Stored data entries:
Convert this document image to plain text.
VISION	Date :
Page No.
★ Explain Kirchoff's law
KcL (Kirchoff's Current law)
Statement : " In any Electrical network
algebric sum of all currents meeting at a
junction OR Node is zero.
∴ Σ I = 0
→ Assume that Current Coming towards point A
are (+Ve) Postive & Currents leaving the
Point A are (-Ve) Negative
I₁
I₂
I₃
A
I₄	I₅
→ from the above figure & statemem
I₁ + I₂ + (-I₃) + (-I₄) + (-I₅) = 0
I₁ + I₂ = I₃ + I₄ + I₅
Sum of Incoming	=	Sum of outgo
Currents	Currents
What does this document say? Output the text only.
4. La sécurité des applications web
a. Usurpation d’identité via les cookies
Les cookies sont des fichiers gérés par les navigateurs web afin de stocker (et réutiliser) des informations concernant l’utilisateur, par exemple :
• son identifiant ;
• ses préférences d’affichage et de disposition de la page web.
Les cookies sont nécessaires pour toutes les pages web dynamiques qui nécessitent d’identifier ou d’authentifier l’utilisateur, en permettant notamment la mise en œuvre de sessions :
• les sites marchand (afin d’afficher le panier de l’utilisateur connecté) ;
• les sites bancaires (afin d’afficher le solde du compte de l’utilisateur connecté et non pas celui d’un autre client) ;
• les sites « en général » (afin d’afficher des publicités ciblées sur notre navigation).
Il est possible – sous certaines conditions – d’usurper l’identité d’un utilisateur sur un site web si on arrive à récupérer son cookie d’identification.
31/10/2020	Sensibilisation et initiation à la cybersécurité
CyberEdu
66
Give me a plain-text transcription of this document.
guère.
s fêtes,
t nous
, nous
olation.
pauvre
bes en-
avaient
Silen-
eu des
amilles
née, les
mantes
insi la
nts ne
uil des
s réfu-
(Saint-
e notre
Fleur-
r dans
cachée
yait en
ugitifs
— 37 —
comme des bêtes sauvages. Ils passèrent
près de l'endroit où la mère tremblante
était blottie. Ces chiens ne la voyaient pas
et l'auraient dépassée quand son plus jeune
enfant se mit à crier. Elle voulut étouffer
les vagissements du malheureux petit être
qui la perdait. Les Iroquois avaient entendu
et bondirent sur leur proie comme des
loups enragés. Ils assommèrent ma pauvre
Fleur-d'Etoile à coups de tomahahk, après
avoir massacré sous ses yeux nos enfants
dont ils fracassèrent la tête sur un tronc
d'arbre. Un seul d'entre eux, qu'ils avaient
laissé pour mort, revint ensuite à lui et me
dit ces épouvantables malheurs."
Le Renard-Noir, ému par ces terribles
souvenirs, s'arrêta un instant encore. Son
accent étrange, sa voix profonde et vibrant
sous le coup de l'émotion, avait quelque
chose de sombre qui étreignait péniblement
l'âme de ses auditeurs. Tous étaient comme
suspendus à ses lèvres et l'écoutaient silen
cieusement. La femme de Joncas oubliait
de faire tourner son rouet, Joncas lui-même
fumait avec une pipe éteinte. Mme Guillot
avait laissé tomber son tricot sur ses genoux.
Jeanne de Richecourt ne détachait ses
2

■ **THE TASK**:
Tally the lines of the listing that include "sites". Reply with nothing but the count.

■ **FULL OUTPUT**:
3